Task. All of the data below must be repeated exactly.

[Entries from a dataset]
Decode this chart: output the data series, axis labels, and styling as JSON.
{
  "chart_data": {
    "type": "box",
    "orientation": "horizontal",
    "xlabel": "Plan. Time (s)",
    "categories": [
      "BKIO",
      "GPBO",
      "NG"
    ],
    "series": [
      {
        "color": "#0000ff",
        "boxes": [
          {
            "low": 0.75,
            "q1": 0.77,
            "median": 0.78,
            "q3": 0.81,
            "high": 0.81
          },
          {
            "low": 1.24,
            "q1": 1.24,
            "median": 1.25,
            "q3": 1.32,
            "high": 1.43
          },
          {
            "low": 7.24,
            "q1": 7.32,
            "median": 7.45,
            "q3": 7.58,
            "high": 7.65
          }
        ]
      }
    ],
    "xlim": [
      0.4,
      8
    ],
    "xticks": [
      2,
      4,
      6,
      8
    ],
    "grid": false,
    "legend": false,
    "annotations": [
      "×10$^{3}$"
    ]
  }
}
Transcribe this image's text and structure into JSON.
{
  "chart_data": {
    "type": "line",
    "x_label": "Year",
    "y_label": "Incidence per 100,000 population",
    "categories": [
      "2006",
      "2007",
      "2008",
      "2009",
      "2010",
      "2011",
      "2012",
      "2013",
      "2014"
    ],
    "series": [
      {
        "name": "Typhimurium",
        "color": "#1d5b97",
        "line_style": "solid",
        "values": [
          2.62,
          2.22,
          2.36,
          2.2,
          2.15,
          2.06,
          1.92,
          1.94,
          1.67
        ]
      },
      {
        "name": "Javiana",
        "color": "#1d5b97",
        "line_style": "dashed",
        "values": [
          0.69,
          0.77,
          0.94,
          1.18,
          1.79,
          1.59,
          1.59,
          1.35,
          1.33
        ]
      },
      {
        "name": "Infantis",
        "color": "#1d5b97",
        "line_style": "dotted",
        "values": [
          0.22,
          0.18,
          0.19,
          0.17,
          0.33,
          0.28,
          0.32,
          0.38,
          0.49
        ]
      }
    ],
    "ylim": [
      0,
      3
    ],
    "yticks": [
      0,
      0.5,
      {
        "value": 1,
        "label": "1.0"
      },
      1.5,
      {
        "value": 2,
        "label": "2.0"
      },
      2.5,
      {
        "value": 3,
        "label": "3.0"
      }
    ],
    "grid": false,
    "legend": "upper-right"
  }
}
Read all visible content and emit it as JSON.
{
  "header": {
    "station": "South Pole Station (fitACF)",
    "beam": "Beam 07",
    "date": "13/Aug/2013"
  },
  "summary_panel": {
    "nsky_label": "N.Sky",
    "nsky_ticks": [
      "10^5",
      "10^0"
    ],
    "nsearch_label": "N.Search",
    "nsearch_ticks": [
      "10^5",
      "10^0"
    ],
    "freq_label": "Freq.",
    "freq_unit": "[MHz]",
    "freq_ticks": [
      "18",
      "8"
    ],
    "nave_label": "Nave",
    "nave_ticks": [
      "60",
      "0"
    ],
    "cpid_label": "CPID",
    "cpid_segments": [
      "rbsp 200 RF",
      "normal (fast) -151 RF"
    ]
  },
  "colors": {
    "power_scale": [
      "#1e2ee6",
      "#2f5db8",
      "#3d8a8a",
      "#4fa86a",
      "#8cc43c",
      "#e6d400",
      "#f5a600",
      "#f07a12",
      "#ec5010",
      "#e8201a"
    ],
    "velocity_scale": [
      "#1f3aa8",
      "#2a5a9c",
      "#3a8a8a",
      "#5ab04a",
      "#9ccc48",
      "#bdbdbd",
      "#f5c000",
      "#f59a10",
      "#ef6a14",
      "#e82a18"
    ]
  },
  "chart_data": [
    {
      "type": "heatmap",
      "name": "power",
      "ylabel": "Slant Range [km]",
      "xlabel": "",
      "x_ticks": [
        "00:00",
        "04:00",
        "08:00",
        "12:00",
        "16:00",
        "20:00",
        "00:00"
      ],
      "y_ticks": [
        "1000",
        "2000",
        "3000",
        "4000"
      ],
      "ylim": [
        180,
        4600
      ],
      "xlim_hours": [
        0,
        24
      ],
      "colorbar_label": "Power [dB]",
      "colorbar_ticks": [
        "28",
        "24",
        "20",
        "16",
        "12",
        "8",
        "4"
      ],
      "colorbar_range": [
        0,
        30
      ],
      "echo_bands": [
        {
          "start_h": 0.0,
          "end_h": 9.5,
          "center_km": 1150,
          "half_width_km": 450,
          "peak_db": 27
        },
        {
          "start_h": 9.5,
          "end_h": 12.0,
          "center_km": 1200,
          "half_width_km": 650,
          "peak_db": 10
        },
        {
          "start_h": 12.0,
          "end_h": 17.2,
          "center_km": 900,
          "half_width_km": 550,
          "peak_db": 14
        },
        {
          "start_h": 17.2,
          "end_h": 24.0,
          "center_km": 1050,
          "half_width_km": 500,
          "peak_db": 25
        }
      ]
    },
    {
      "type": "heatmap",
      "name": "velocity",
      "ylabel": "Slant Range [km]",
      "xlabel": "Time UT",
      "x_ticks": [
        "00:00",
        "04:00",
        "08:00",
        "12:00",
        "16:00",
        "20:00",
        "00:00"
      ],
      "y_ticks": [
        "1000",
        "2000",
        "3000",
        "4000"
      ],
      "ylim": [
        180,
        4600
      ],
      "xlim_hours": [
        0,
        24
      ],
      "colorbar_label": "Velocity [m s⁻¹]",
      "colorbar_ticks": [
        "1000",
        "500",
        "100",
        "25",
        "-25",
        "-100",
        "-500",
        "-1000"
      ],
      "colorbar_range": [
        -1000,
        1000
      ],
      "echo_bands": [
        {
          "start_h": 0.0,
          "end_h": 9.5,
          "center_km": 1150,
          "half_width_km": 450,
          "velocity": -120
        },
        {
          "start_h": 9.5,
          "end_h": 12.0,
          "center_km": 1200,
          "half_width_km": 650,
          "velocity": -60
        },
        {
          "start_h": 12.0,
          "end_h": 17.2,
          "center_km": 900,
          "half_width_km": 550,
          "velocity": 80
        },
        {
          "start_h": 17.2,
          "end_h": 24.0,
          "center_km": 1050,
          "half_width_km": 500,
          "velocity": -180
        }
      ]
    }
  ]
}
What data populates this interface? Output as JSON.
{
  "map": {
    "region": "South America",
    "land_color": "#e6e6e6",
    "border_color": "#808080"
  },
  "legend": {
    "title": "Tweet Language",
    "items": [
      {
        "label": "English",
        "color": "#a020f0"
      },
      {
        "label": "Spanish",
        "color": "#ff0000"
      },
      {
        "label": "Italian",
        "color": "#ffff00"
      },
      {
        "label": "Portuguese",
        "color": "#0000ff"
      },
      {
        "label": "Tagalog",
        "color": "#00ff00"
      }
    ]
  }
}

Solution to the exercise.
Decode this chart: output the data series, axis labels, and styling as JSON.
{
  "chart_data": {
    "type": "box",
    "orientation": "horizontal",
    "xlabel": "Plan. Time (s)",
    "categories": [
      "BKIO",
      "GPBO",
      "NG"
    ],
    "series": [
      {
        "color": "#0000ff",
        "boxes": [
          {
            "low": 0.75,
            "q1": 0.77,
            "median": 0.78,
            "q3": 0.81,
            "high": 0.81
          },
          {
            "low": 1.24,
            "q1": 1.24,
            "median": 1.25,
            "q3": 1.32,
            "high": 1.43
          },
          {
            "low": 7.24,
            "q1": 7.32,
            "median": 7.45,
            "q3": 7.58,
            "high": 7.65
          }
        ]
      }
    ],
    "xlim": [
      0.4,
      8
    ],
    "xticks": [
      2,
      4,
      6,
      8
    ],
    "grid": false,
    "legend": false,
    "annotations": [
      "×10$^{3}$"
    ]
  }
}
Transcribe this image's text and structure into JSON.
{
  "chart_data": {
    "type": "line",
    "x_label": "Year",
    "y_label": "Incidence per 100,000 population",
    "categories": [
      "2006",
      "2007",
      "2008",
      "2009",
      "2010",
      "2011",
      "2012",
      "2013",
      "2014"
    ],
    "series": [
      {
        "name": "Typhimurium",
        "color": "#1d5b97",
        "line_style": "solid",
        "values": [
          2.62,
          2.22,
          2.36,
          2.2,
          2.15,
          2.06,
          1.92,
          1.94,
          1.67
        ]
      },
      {
        "name": "Javiana",
        "color": "#1d5b97",
        "line_style": "dashed",
        "values": [
          0.69,
          0.77,
          0.94,
          1.18,
          1.79,
          1.59,
          1.59,
          1.35,
          1.33
        ]
      },
      {
        "name": "Infantis",
        "color": "#1d5b97",
        "line_style": "dotted",
        "values": [
          0.22,
          0.18,
          0.19,
          0.17,
          0.33,
          0.28,
          0.32,
          0.38,
          0.49
        ]
      }
    ],
    "ylim": [
      0,
      3
    ],
    "yticks": [
      0,
      0.5,
      {
        "value": 1,
        "label": "1.0"
      },
      1.5,
      {
        "value": 2,
        "label": "2.0"
      },
      2.5,
      {
        "value": 3,
        "label": "3.0"
      }
    ],
    "grid": false,
    "legend": "upper-right"
  }
}
Read all visible content and emit it as JSON.
{
  "header": {
    "station": "South Pole Station (fitACF)",
    "beam": "Beam 07",
    "date": "13/Aug/2013"
  },
  "summary_panel": {
    "nsky_label": "N.Sky",
    "nsky_ticks": [
      "10^5",
      "10^0"
    ],
    "nsearch_label": "N.Search",
    "nsearch_ticks": [
      "10^5",
      "10^0"
    ],
    "freq_label": "Freq.",
    "freq_unit": "[MHz]",
    "freq_ticks": [
      "18",
      "8"
    ],
    "nave_label": "Nave",
    "nave_ticks": [
      "60",
      "0"
    ],
    "cpid_label": "CPID",
    "cpid_segments": [
      "rbsp 200 RF",
      "normal (fast) -151 RF"
    ]
  },
  "colors": {
    "power_scale": [
      "#1e2ee6",
      "#2f5db8",
      "#3d8a8a",
      "#4fa86a",
      "#8cc43c",
      "#e6d400",
      "#f5a600",
      "#f07a12",
      "#ec5010",
      "#e8201a"
    ],
    "velocity_scale": [
      "#1f3aa8",
      "#2a5a9c",
      "#3a8a8a",
      "#5ab04a",
      "#9ccc48",
      "#bdbdbd",
      "#f5c000",
      "#f59a10",
      "#ef6a14",
      "#e82a18"
    ]
  },
  "chart_data": [
    {
      "type": "heatmap",
      "name": "power",
      "ylabel": "Slant Range [km]",
      "xlabel": "",
      "x_ticks": [
        "00:00",
        "04:00",
        "08:00",
        "12:00",
        "16:00",
        "20:00",
        "00:00"
      ],
      "y_ticks": [
        "1000",
        "2000",
        "3000",
        "4000"
      ],
      "ylim": [
        180,
        4600
      ],
      "xlim_hours": [
        0,
        24
      ],
      "colorbar_label": "Power [dB]",
      "colorbar_ticks": [
        "28",
        "24",
        "20",
        "16",
        "12",
        "8",
        "4"
      ],
      "colorbar_range": [
        0,
        30
      ],
      "echo_bands": [
        {
          "start_h": 0.0,
          "end_h": 9.5,
          "center_km": 1150,
          "half_width_km": 450,
          "peak_db": 27
        },
        {
          "start_h": 9.5,
          "end_h": 12.0,
          "center_km": 1200,
          "half_width_km": 650,
          "peak_db": 10
        },
        {
          "start_h": 12.0,
          "end_h": 17.2,
          "center_km": 900,
          "half_width_km": 550,
          "peak_db": 14
        },
        {
          "start_h": 17.2,
          "end_h": 24.0,
          "center_km": 1050,
          "half_width_km": 500,
          "peak_db": 25
        }
      ]
    },
    {
      "type": "heatmap",
      "name": "velocity",
      "ylabel": "Slant Range [km]",
      "xlabel": "Time UT",
      "x_ticks": [
        "00:00",
        "04:00",
        "08:00",
        "12:00",
        "16:00",
        "20:00",
        "00:00"
      ],
      "y_ticks": [
        "1000",
        "2000",
        "3000",
        "4000"
      ],
      "ylim": [
        180,
        4600
      ],
      "xlim_hours": [
        0,
        24
      ],
      "colorbar_label": "Velocity [m s⁻¹]",
      "colorbar_ticks": [
        "1000",
        "500",
        "100",
        "25",
        "-25",
        "-100",
        "-500",
        "-1000"
      ],
      "colorbar_range": [
        -1000,
        1000
      ],
      "echo_bands": [
        {
          "start_h": 0.0,
          "end_h": 9.5,
          "center_km": 1150,
          "half_width_km": 450,
          "velocity": -120
        },
        {
          "start_h": 9.5,
          "end_h": 12.0,
          "center_km": 1200,
          "half_width_km": 650,
          "velocity": -60
        },
        {
          "start_h": 12.0,
          "end_h": 17.2,
          "center_km": 900,
          "half_width_km": 550,
          "velocity": 80
        },
        {
          "start_h": 17.2,
          "end_h": 24.0,
          "center_km": 1050,
          "half_width_km": 500,
          "velocity": -180
        }
      ]
    }
  ]
}
What data populates this interface? Output as JSON.
{
  "map": {
    "region": "South America",
    "land_color": "#e6e6e6",
    "border_color": "#808080"
  },
  "legend": {
    "title": "Tweet Language",
    "items": [
      {
        "label": "English",
        "color": "#a020f0"
      },
      {
        "label": "Spanish",
        "color": "#ff0000"
      },
      {
        "label": "Italian",
        "color": "#ffff00"
      },
      {
        "label": "Portuguese",
        "color": "#0000ff"
      },
      {
        "label": "Tagalog",
        "color": "#00ff00"
      }
    ]
  }
}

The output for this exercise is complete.